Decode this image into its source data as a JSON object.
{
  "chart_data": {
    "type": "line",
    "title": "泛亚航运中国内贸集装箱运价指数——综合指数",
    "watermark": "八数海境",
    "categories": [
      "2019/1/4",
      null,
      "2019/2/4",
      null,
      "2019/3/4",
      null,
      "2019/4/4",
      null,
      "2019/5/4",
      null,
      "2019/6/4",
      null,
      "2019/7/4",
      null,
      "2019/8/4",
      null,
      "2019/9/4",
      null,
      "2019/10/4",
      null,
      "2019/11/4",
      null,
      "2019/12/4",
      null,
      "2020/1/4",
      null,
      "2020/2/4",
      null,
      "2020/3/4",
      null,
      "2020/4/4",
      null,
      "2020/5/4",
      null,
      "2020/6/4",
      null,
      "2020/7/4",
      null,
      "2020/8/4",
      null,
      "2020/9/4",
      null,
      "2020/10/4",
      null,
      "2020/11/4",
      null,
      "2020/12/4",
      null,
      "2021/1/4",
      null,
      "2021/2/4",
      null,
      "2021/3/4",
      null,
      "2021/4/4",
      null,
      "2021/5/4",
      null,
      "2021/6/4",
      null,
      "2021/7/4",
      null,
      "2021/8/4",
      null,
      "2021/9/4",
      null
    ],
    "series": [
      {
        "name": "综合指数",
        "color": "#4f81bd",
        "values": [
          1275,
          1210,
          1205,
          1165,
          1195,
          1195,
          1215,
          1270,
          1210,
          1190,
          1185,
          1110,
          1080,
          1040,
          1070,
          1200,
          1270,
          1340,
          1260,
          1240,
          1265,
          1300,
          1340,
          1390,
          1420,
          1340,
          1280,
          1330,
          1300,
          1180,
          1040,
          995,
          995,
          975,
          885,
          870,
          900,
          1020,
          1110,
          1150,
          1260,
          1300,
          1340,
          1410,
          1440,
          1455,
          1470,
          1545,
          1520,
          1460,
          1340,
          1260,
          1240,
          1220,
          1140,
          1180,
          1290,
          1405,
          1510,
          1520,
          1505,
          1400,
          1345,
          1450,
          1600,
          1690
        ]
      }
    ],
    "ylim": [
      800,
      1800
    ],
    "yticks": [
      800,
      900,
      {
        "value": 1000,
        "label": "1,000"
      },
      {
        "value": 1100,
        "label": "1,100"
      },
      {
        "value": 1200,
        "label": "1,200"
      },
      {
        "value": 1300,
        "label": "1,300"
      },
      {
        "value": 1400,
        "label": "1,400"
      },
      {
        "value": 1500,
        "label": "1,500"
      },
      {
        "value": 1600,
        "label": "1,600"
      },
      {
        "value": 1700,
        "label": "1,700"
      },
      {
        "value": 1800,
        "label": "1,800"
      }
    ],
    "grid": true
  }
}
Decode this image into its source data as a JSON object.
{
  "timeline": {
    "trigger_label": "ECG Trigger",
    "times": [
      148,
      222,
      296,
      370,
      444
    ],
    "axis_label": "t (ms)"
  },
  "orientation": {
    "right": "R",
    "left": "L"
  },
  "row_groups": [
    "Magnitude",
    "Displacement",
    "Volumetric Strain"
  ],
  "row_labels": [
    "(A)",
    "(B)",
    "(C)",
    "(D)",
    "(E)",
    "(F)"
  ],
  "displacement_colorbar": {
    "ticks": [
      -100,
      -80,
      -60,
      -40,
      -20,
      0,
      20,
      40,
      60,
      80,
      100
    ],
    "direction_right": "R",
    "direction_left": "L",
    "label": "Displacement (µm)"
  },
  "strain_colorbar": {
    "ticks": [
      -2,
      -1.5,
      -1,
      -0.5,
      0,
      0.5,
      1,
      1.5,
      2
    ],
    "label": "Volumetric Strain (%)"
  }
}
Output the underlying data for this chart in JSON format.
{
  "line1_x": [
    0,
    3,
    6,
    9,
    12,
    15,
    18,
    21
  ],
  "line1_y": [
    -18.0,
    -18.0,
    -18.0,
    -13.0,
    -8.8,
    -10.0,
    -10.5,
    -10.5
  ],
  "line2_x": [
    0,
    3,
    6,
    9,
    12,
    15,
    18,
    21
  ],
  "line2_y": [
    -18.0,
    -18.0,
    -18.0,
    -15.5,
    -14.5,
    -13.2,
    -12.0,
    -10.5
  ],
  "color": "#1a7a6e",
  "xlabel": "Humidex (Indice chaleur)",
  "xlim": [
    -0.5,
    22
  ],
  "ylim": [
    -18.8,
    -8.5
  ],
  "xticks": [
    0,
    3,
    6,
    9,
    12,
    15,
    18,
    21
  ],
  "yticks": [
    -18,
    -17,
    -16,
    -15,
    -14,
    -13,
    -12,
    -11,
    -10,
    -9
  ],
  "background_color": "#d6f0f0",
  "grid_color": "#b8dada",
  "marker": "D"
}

AIM OF THE EXERCISE =>
All lines from the one with "Output the underlying" through the final line above are to be quoted exactly; quote no other line.

TASK SOLUTION =>
Output the underlying data for this chart in JSON format.
{
  "line1_x": [
    0,
    3,
    6,
    9,
    12,
    15,
    18,
    21
  ],
  "line1_y": [
    -18.0,
    -18.0,
    -18.0,
    -13.0,
    -8.8,
    -10.0,
    -10.5,
    -10.5
  ],
  "line2_x": [
    0,
    3,
    6,
    9,
    12,
    15,
    18,
    21
  ],
  "line2_y": [
    -18.0,
    -18.0,
    -18.0,
    -15.5,
    -14.5,
    -13.2,
    -12.0,
    -10.5
  ],
  "color": "#1a7a6e",
  "xlabel": "Humidex (Indice chaleur)",
  "xlim": [
    -0.5,
    22
  ],
  "ylim": [
    -18.8,
    -8.5
  ],
  "xticks": [
    0,
    3,
    6,
    9,
    12,
    15,
    18,
    21
  ],
  "yticks": [
    -18,
    -17,
    -16,
    -15,
    -14,
    -13,
    -12,
    -11,
    -10,
    -9
  ],
  "background_color": "#d6f0f0",
  "grid_color": "#b8dada",
  "marker": "D"
}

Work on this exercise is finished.